Description of the task: Select each line where the word "འཇགས" appears.

Raw records:
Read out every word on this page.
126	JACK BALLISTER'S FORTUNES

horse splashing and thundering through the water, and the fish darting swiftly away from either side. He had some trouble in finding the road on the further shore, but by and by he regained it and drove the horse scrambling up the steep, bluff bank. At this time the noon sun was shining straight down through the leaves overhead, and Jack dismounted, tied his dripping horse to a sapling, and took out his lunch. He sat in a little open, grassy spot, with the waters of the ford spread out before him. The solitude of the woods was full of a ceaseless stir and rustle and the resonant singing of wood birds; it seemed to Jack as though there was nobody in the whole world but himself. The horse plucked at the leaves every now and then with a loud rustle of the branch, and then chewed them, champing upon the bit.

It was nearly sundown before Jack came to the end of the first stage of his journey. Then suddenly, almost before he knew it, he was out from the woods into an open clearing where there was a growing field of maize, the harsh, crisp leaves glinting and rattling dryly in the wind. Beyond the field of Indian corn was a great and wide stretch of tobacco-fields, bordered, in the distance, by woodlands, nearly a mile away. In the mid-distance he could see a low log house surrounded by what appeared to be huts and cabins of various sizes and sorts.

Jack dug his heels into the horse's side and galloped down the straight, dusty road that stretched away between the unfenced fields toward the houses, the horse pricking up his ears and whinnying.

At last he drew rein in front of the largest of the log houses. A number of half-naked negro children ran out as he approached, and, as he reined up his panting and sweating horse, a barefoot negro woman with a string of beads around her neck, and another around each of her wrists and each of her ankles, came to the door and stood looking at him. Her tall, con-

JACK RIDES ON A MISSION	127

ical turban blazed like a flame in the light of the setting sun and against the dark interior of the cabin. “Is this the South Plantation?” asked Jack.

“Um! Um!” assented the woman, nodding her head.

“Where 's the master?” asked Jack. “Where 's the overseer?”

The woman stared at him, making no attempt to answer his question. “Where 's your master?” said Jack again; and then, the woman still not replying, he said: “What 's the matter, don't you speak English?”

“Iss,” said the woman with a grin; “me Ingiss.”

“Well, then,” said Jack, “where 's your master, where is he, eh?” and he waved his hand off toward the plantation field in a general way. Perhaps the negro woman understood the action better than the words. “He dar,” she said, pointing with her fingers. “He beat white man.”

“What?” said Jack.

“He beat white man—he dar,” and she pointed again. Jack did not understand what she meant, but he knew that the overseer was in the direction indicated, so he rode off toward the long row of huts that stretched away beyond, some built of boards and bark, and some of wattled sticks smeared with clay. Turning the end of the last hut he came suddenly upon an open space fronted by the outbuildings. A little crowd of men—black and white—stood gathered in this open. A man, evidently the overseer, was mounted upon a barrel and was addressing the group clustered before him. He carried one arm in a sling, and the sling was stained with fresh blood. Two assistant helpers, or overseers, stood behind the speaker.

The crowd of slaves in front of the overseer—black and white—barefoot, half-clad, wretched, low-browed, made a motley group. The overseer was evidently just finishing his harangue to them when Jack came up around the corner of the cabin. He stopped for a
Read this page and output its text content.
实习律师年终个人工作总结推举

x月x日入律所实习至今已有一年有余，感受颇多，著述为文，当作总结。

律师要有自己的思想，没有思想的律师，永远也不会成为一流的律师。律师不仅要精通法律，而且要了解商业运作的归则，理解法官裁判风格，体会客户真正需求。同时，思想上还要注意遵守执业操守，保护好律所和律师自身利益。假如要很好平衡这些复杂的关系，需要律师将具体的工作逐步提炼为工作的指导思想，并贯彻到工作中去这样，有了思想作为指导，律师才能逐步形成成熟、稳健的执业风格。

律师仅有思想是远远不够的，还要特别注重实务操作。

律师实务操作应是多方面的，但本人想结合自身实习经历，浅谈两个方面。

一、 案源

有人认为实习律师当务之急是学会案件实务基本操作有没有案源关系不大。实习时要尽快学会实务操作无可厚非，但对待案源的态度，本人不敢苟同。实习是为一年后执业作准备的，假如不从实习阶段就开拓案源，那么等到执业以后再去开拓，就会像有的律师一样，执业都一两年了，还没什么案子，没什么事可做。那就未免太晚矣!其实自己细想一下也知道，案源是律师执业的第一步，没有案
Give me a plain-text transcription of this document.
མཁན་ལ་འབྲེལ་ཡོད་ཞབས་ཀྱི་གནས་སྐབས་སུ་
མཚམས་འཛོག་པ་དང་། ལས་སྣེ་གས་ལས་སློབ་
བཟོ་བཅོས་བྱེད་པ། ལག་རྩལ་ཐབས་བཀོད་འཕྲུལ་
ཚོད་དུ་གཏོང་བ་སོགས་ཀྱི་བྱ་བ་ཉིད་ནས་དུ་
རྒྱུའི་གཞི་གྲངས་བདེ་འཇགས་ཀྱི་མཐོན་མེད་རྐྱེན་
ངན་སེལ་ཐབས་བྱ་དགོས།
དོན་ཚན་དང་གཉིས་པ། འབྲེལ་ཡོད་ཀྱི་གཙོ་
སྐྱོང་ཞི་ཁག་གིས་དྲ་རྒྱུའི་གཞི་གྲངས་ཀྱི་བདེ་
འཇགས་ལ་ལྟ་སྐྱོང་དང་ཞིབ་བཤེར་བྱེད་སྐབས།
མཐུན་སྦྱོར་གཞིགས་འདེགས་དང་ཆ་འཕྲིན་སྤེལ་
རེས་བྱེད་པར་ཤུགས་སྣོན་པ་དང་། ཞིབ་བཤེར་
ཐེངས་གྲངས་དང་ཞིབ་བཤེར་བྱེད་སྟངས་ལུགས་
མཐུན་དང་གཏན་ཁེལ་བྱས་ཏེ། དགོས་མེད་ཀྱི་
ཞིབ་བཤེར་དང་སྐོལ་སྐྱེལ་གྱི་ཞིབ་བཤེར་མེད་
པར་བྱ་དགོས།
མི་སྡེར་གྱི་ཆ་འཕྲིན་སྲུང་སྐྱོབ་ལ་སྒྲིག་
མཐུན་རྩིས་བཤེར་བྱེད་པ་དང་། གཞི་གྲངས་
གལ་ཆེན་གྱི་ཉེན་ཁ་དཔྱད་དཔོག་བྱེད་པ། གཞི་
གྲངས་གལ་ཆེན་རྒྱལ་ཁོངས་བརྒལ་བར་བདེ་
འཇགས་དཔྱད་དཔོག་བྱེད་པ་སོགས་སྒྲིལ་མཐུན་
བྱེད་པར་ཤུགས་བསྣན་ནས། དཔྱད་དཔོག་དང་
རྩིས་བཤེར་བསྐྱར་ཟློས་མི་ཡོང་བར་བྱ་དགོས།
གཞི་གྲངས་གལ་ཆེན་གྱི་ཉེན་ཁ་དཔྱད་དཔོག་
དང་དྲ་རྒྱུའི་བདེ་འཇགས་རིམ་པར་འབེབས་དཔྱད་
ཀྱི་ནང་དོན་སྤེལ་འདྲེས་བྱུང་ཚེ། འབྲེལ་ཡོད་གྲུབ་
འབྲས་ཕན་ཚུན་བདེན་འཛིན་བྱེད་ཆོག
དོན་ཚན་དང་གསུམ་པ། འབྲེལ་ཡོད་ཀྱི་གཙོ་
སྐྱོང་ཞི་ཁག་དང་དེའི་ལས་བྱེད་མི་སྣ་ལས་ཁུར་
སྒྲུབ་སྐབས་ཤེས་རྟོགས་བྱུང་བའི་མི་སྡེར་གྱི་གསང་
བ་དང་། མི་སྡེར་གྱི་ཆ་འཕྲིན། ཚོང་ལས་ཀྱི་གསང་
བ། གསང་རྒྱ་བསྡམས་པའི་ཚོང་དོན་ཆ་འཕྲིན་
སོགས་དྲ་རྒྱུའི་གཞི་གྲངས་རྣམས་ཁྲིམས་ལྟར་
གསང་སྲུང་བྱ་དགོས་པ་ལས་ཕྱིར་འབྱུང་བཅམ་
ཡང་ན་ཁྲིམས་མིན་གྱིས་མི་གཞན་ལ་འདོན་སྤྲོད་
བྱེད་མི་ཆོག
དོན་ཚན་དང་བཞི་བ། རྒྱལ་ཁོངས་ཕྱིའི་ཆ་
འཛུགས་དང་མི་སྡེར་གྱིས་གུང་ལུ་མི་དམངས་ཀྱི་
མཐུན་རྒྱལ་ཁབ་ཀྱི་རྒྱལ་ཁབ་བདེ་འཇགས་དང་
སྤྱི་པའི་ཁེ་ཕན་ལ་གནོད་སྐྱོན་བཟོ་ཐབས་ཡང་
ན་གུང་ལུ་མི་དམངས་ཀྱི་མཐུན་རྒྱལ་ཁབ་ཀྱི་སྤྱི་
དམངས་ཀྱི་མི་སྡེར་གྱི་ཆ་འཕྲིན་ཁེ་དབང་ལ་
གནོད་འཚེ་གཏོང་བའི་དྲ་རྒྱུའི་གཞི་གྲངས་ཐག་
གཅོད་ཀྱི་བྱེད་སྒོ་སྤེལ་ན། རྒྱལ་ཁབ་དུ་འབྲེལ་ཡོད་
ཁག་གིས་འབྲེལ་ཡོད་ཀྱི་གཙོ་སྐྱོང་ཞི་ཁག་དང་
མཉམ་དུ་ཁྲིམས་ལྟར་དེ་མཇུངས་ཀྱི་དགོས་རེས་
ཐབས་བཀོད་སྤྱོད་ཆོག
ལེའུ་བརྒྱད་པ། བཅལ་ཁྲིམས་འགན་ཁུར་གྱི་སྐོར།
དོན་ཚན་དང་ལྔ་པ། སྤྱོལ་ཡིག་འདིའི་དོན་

Complete output:
རྒྱུའི་གཞི་གྲངས་བདེ་འཇགས་ཀྱི་མཐོན་མེད་རྐྱེན་
འཇགས་ལ་ལྟ་སྐྱོང་དང་ཞིབ་བཤེར་བྱེད་སྐབས།
འཇགས་དཔྱད་དཔོག་བྱེད་པ་སོགས་སྒྲིལ་མཐུན་
དང་དྲ་རྒྱུའི་བདེ་འཇགས་རིམ་པར་འབེབས་དཔྱད་
མཐུན་རྒྱལ་ཁབ་ཀྱི་རྒྱལ་ཁབ་བདེ་འཇགས་དང་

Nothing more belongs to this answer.